▶ _DATASET EXTRACT_:
---+---
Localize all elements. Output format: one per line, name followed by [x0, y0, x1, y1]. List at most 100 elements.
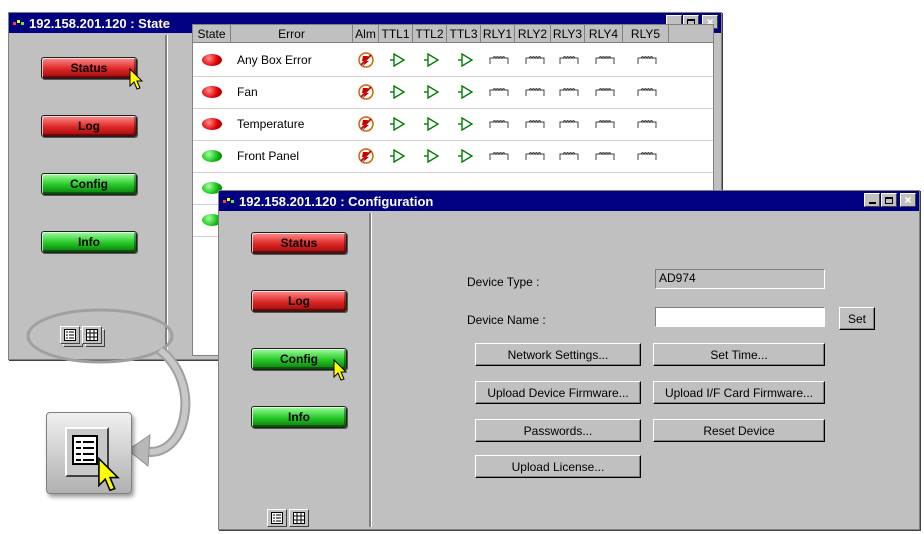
cfg-nav-log-label: Log — [288, 294, 310, 308]
upload-device-firmware-button[interactable]: Upload Device Firmware... — [475, 381, 641, 404]
column-header[interactable]: RLY1 — [481, 25, 515, 43]
nav-status-button[interactable]: Status — [41, 57, 137, 79]
alarm-disabled-icon[interactable] — [357, 83, 375, 104]
configuration-window: 192.158.201.120 : Configuration × Status… — [218, 190, 920, 530]
nav-log-label: Log — [78, 119, 100, 133]
reset-device-button[interactable]: Reset Device — [653, 419, 825, 442]
ttl-output-icon[interactable] — [457, 147, 475, 168]
ttl-output-icon[interactable] — [423, 147, 441, 168]
network-settings-button[interactable]: Network Settings... — [475, 343, 641, 366]
ttl-output-icon[interactable] — [423, 115, 441, 136]
relay-icon[interactable] — [489, 86, 509, 103]
column-header[interactable]: RLY2 — [515, 25, 551, 43]
relay-icon[interactable] — [559, 86, 579, 103]
nav-log-button[interactable]: Log — [41, 115, 137, 137]
ttl-output-icon[interactable] — [423, 51, 441, 72]
error-label: Fan — [237, 85, 258, 99]
alarm-disabled-icon[interactable] — [357, 51, 375, 72]
alarm-disabled-icon[interactable] — [357, 115, 375, 136]
relay-icon[interactable] — [595, 86, 615, 103]
grid-view-icon — [293, 512, 305, 524]
device-name-input[interactable] — [655, 307, 825, 327]
grid-view-button[interactable] — [289, 509, 309, 527]
column-header[interactable]: RLY4 — [585, 25, 623, 43]
column-header[interactable]: Error — [231, 25, 353, 43]
ttl-output-icon[interactable] — [389, 115, 407, 136]
set-time-button[interactable]: Set Time... — [653, 343, 825, 366]
relay-icon[interactable] — [525, 86, 545, 103]
table-row[interactable]: Front Panel — [193, 140, 713, 173]
ttl-output-icon[interactable] — [457, 83, 475, 104]
relay-icon[interactable] — [595, 54, 615, 71]
mouse-cursor-icon — [98, 457, 120, 492]
cfg-nav-log-button[interactable]: Log — [251, 290, 347, 312]
error-label: Temperature — [237, 117, 305, 131]
device-type-label: Device Type : — [467, 275, 540, 289]
zoom-list-view-large — [46, 412, 132, 494]
status-led-green — [202, 150, 222, 162]
list-view-button[interactable] — [267, 509, 287, 527]
close-button[interactable]: × — [900, 193, 916, 207]
ttl-output-icon[interactable] — [457, 51, 475, 72]
relay-icon[interactable] — [525, 150, 545, 167]
relay-icon[interactable] — [637, 86, 657, 103]
relay-icon[interactable] — [559, 150, 579, 167]
upload-license-button[interactable]: Upload License... — [475, 455, 641, 478]
relay-icon[interactable] — [595, 150, 615, 167]
maximize-button[interactable] — [881, 193, 897, 207]
ttl-output-icon[interactable] — [389, 51, 407, 72]
ttl-output-icon[interactable] — [389, 83, 407, 104]
relay-icon[interactable] — [637, 54, 657, 71]
nav-info-button[interactable]: Info — [41, 231, 137, 253]
table-row[interactable]: Any Box Error — [193, 44, 713, 77]
column-header[interactable]: RLY3 — [551, 25, 585, 43]
status-led-red — [202, 118, 222, 130]
grid-view-icon — [86, 329, 98, 341]
relay-icon[interactable] — [525, 54, 545, 71]
column-header[interactable]: RLY5 — [623, 25, 669, 43]
minimize-icon — [868, 202, 876, 204]
status-led-red — [202, 54, 222, 66]
set-button[interactable]: Set — [839, 307, 875, 330]
alarm-disabled-icon[interactable] — [357, 147, 375, 168]
list-view-icon — [271, 512, 283, 524]
relay-icon[interactable] — [595, 118, 615, 135]
column-header[interactable]: TTL1 — [379, 25, 413, 43]
ttl-output-icon[interactable] — [457, 115, 475, 136]
close-icon: × — [904, 193, 912, 207]
table-row[interactable]: Temperature — [193, 108, 713, 141]
relay-icon[interactable] — [525, 118, 545, 135]
nav-config-button[interactable]: Config — [41, 173, 137, 195]
relay-icon[interactable] — [637, 118, 657, 135]
app-icon — [13, 18, 25, 28]
mouse-cursor-icon — [333, 359, 348, 381]
relay-icon[interactable] — [559, 118, 579, 135]
column-header[interactable]: TTL2 — [413, 25, 447, 43]
minimize-button[interactable] — [864, 193, 880, 207]
column-header[interactable]: TTL3 — [447, 25, 481, 43]
config-title-bar[interactable]: 192.158.201.120 : Configuration × — [219, 191, 919, 211]
relay-icon[interactable] — [489, 150, 509, 167]
relay-icon[interactable] — [637, 150, 657, 167]
ttl-output-icon[interactable] — [423, 83, 441, 104]
side-panel-divider — [369, 213, 372, 527]
column-header[interactable]: Alm — [353, 25, 379, 43]
table-row[interactable]: Fan — [193, 76, 713, 109]
passwords-button[interactable]: Passwords... — [475, 419, 641, 442]
cfg-nav-info-button[interactable]: Info — [251, 406, 347, 428]
column-header[interactable]: State — [193, 25, 231, 43]
cfg-nav-status-button[interactable]: Status — [251, 232, 347, 254]
relay-icon[interactable] — [489, 54, 509, 71]
ttl-output-icon[interactable] — [389, 147, 407, 168]
device-type-field: AD974 — [655, 269, 825, 289]
status-led-red — [202, 86, 222, 98]
relay-icon[interactable] — [559, 54, 579, 71]
nav-config-label: Config — [70, 177, 108, 191]
upload-if-card-firmware-button[interactable]: Upload I/F Card Firmware... — [653, 381, 825, 404]
state-window-title: 192.158.201.120 : State — [29, 15, 170, 31]
nav-status-label: Status — [70, 61, 108, 75]
zoom-view-toggle — [60, 326, 102, 344]
error-label: Front Panel — [237, 149, 300, 163]
relay-icon[interactable] — [489, 118, 509, 135]
zoom-list-view-button — [60, 326, 80, 344]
---+---
▶ _TASK REQUIREMENTS_: Convert the items above into a numbered list, one line per entry and no blank lines, and leave the pictures out of your answer.

▶ _WRITTEN ANSWER_:
1. Localize all elements. Output format: one per line, name followed by [x0, y0, x1, y1]. List at most 100 elements.
2. cfg-nav-log-label: Log — [288, 294, 310, 308]
3. upload-device-firmware-button[interactable]: Upload Device Firmware... — [475, 381, 641, 404]
4. column-header[interactable]: RLY1 — [481, 25, 515, 43]
5. nav-status-button[interactable]: Status — [41, 57, 137, 79]
6. alarm-disabled-icon[interactable] — [357, 83, 375, 104]
7. configuration-window: 192.158.201.120 : Configuration × Status… — [218, 190, 920, 530]
8. nav-log-label: Log — [78, 119, 100, 133]
9. reset-device-button[interactable]: Reset Device — [653, 419, 825, 442]
10. ttl-output-icon[interactable] — [457, 147, 475, 168]
11. ttl-output-icon[interactable] — [423, 147, 441, 168]
12. network-settings-button[interactable]: Network Settings... — [475, 343, 641, 366]
13. ttl-output-icon[interactable] — [423, 115, 441, 136]
14. relay-icon[interactable] — [489, 86, 509, 103]
15. column-header[interactable]: RLY2 — [515, 25, 551, 43]
16. relay-icon[interactable] — [559, 86, 579, 103]
17. nav-log-button[interactable]: Log — [41, 115, 137, 137]
18. ttl-output-icon[interactable] — [423, 51, 441, 72]
19. error-label: Fan — [237, 85, 258, 99]
20. alarm-disabled-icon[interactable] — [357, 51, 375, 72]
21. alarm-disabled-icon[interactable] — [357, 115, 375, 136]
22. relay-icon[interactable] — [595, 86, 615, 103]
23. grid-view-icon — [293, 512, 305, 524]
24. device-name-input[interactable] — [655, 307, 825, 327]
25. grid-view-button[interactable] — [289, 509, 309, 527]
26. column-header[interactable]: RLY4 — [585, 25, 623, 43]
27. column-header[interactable]: Error — [231, 25, 353, 43]
28. ttl-output-icon[interactable] — [389, 115, 407, 136]
29. set-time-button[interactable]: Set Time... — [653, 343, 825, 366]
30. relay-icon[interactable] — [525, 86, 545, 103]
31. table-row[interactable]: Front Panel — [193, 140, 713, 173]
32. ttl-output-icon[interactable] — [457, 83, 475, 104]
33. relay-icon[interactable] — [595, 54, 615, 71]
34. mouse-cursor-icon — [98, 457, 120, 492]
35. cfg-nav-log-button[interactable]: Log — [251, 290, 347, 312]
36. error-label: Temperature — [237, 117, 305, 131]
37. device-type-label: Device Type : — [467, 275, 540, 289]
38. zoom-list-view-large — [46, 412, 132, 494]
39. status-led-green — [202, 150, 222, 162]
40. list-view-button[interactable] — [267, 509, 287, 527]
41. close-button[interactable]: × — [900, 193, 916, 207]
42. ttl-output-icon[interactable] — [457, 51, 475, 72]
43. relay-icon[interactable] — [525, 150, 545, 167]
44. relay-icon[interactable] — [637, 86, 657, 103]
45. relay-icon[interactable] — [559, 150, 579, 167]
46. upload-license-button[interactable]: Upload License... — [475, 455, 641, 478]
47. relay-icon[interactable] — [595, 150, 615, 167]
48. maximize-button[interactable] — [881, 193, 897, 207]
49. ttl-output-icon[interactable] — [389, 51, 407, 72]
50. ttl-output-icon[interactable] — [389, 83, 407, 104]
51. relay-icon[interactable] — [637, 54, 657, 71]
52. nav-info-button[interactable]: Info — [41, 231, 137, 253]
53. table-row[interactable]: Any Box Error — [193, 44, 713, 77]
54. column-header[interactable]: RLY3 — [551, 25, 585, 43]
55. status-led-red — [202, 118, 222, 130]
56. grid-view-icon — [86, 329, 98, 341]
57. relay-icon[interactable] — [525, 54, 545, 71]
58. column-header[interactable]: RLY5 — [623, 25, 669, 43]
59. minimize-icon — [868, 202, 876, 204]
60. status-led-red — [202, 54, 222, 66]
61. set-button[interactable]: Set — [839, 307, 875, 330]
62. alarm-disabled-icon[interactable] — [357, 147, 375, 168]
63. list-view-icon — [271, 512, 283, 524]
64. relay-icon[interactable] — [595, 118, 615, 135]
65. column-header[interactable]: TTL1 — [379, 25, 413, 43]
66. ttl-output-icon[interactable] — [457, 115, 475, 136]
67. close-icon: × — [904, 193, 912, 207]
68. table-row[interactable]: Temperature — [193, 108, 713, 141]
69. relay-icon[interactable] — [525, 118, 545, 135]
70. nav-config-button[interactable]: Config — [41, 173, 137, 195]
71. relay-icon[interactable] — [637, 118, 657, 135]
72. app-icon — [13, 18, 25, 28]
73. mouse-cursor-icon — [333, 359, 348, 381]
74. relay-icon[interactable] — [559, 118, 579, 135]
75. column-header[interactable]: TTL2 — [413, 25, 447, 43]
76. minimize-button[interactable] — [864, 193, 880, 207]
77. column-header[interactable]: TTL3 — [447, 25, 481, 43]
78. config-title-bar[interactable]: 192.158.201.120 : Configuration × — [219, 191, 919, 211]
79. relay-icon[interactable] — [489, 150, 509, 167]
80. relay-icon[interactable] — [637, 150, 657, 167]
81. ttl-output-icon[interactable] — [423, 83, 441, 104]
82. side-panel-divider — [369, 213, 372, 527]
83. column-header[interactable]: Alm — [353, 25, 379, 43]
84. table-row[interactable]: Fan — [193, 76, 713, 109]
85. passwords-button[interactable]: Passwords... — [475, 419, 641, 442]
86. cfg-nav-info-button[interactable]: Info — [251, 406, 347, 428]
87. column-header[interactable]: State — [193, 25, 231, 43]
88. cfg-nav-status-button[interactable]: Status — [251, 232, 347, 254]
89. relay-icon[interactable] — [489, 54, 509, 71]
90. ttl-output-icon[interactable] — [389, 147, 407, 168]
91. device-type-field: AD974 — [655, 269, 825, 289]
92. status-led-red — [202, 86, 222, 98]
93. relay-icon[interactable] — [559, 54, 579, 71]
94. nav-config-label: Config — [70, 177, 108, 191]
95. upload-if-card-firmware-button[interactable]: Upload I/F Card Firmware... — [653, 381, 825, 404]
96. state-window-title: 192.158.201.120 : State — [29, 15, 170, 31]
97. nav-status-label: Status — [70, 61, 108, 75]
98. zoom-view-toggle — [60, 326, 102, 344]
99. error-label: Front Panel — [237, 149, 300, 163]
100. relay-icon[interactable] — [489, 118, 509, 135]
101. zoom-list-view-button — [60, 326, 80, 344]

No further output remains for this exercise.